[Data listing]
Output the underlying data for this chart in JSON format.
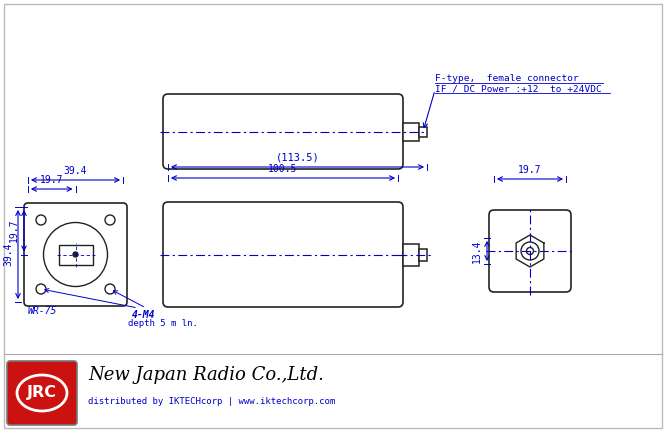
{
  "bg_color": "#ffffff",
  "border_color": "#aaaaaa",
  "line_color": "#222222",
  "dim_color": "#0000cc",
  "jrc_red": "#cc1111",
  "annotation_label1": "F-type,  female connector",
  "annotation_label2": "IF / DC Power :+12  to +24VDC",
  "dim_113_5": "(113.5)",
  "dim_100_5": "100.5",
  "dim_39_4_top": "39.4",
  "dim_19_7_top": "19.7",
  "dim_39_4_side": "39.4",
  "dim_19_7_side": "19.7",
  "dim_19_7_right": "19.7",
  "dim_13_4": "13.4",
  "label_wr75": "WR-75",
  "label_4m4": "4-M4",
  "label_depth": "depth 5 m ln.",
  "company_name": "New Japan Radio Co.,Ltd.",
  "distributor": "distributed by IKTECHcorp | www.iktechcorp.com"
}
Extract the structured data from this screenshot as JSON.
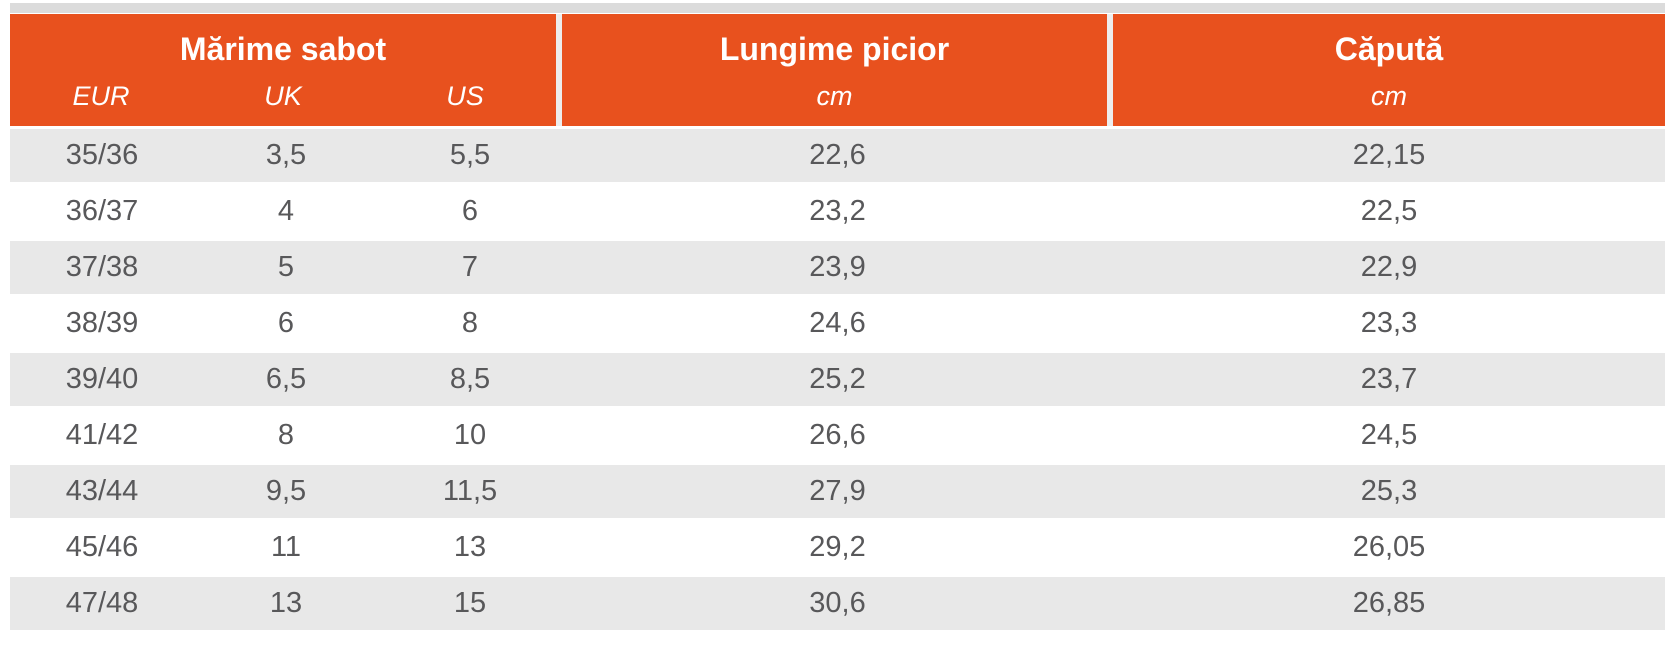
{
  "chart_data": {
    "type": "table",
    "columns": [
      {
        "group": "Mărime sabot",
        "sub": [
          "EUR",
          "UK",
          "US"
        ]
      },
      {
        "group": "Lungime picior",
        "sub": [
          "cm"
        ]
      },
      {
        "group": "Căpută",
        "sub": [
          "cm"
        ]
      }
    ],
    "rows": [
      [
        "35/36",
        "3,5",
        "5,5",
        "22,6",
        "22,15"
      ],
      [
        "36/37",
        "4",
        "6",
        "23,2",
        "22,5"
      ],
      [
        "37/38",
        "5",
        "7",
        "23,9",
        "22,9"
      ],
      [
        "38/39",
        "6",
        "8",
        "24,6",
        "23,3"
      ],
      [
        "39/40",
        "6,5",
        "8,5",
        "25,2",
        "23,7"
      ],
      [
        "41/42",
        "8",
        "10",
        "26,6",
        "24,5"
      ],
      [
        "43/44",
        "9,5",
        "11,5",
        "27,9",
        "25,3"
      ],
      [
        "45/46",
        "11",
        "13",
        "29,2",
        "26,05"
      ],
      [
        "47/48",
        "13",
        "15",
        "30,6",
        "26,85"
      ]
    ],
    "colors": {
      "accent": "#e8511e",
      "header_text": "#ffffff",
      "row_alt": "#e8e8e8",
      "row_base": "#ffffff",
      "top_strip": "#dbdbdb",
      "divider": "#ededed",
      "text": "#58585a"
    }
  }
}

### Instructions for the task
List all lines from the entries that include the word "this".

### Answer below
Output the underlying data for this chart in JSON format.
Extract the structured data from this screenshot as JSON.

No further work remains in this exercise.